### Required task:
Scan the lines below; pull out those with "书是人类进步的阶梯".

# START OF Raw data

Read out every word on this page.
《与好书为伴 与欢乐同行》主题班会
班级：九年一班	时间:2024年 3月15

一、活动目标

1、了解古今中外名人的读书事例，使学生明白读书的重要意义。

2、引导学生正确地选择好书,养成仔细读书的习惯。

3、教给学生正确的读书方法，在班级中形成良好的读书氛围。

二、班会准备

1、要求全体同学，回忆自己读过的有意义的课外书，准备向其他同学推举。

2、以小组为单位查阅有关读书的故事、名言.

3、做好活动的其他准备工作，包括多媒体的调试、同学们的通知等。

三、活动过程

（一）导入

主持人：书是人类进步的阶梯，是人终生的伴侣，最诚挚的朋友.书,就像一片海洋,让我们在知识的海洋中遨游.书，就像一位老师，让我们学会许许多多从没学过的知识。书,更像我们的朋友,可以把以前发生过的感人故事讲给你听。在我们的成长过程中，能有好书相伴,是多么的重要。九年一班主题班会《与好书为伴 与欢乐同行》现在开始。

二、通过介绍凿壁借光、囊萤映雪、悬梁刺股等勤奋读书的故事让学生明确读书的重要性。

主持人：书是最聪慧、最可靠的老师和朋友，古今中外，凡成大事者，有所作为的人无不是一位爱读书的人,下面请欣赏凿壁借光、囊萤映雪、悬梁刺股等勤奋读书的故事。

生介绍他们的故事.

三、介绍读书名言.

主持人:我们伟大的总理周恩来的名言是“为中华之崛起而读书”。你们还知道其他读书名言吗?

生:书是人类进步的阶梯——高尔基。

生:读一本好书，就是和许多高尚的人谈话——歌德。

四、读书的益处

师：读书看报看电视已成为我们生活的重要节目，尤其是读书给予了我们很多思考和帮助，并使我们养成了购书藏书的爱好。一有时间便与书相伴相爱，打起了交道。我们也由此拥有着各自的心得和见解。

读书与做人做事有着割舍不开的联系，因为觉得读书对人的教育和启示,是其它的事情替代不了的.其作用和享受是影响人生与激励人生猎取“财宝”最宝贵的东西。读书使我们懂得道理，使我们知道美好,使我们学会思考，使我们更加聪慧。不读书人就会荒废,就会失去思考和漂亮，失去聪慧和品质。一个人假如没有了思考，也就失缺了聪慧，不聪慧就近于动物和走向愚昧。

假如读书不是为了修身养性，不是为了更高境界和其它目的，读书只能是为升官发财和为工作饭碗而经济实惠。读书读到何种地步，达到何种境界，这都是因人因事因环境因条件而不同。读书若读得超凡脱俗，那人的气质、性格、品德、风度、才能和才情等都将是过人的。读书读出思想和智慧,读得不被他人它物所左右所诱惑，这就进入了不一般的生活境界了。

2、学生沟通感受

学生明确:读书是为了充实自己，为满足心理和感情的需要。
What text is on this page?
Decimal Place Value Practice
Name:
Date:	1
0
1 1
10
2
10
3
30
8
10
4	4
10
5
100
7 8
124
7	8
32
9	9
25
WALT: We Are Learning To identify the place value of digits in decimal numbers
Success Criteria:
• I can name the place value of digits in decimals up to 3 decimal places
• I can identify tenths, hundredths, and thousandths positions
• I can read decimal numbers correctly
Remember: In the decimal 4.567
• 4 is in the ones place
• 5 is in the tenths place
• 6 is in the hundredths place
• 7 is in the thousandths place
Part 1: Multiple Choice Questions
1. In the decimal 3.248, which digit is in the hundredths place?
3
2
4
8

# END OF Raw data

### Complete answer:
主持人：书是人类进步的阶梯，是人终生的伴侣，最诚挚的朋友.书,就像一片海洋,让我们在知识的海洋中遨游.书，就像一位老师，让我们学会许许多多从没学过的知识。书,更像我们的朋友,可以把以前发生过的感人故事讲给你听。在我们的成长过程中，能有好书相伴,是多么的重要。九年一班主题班会《与好书为伴 与欢乐同行》现在开始。
生:书是人类进步的阶梯——高尔基。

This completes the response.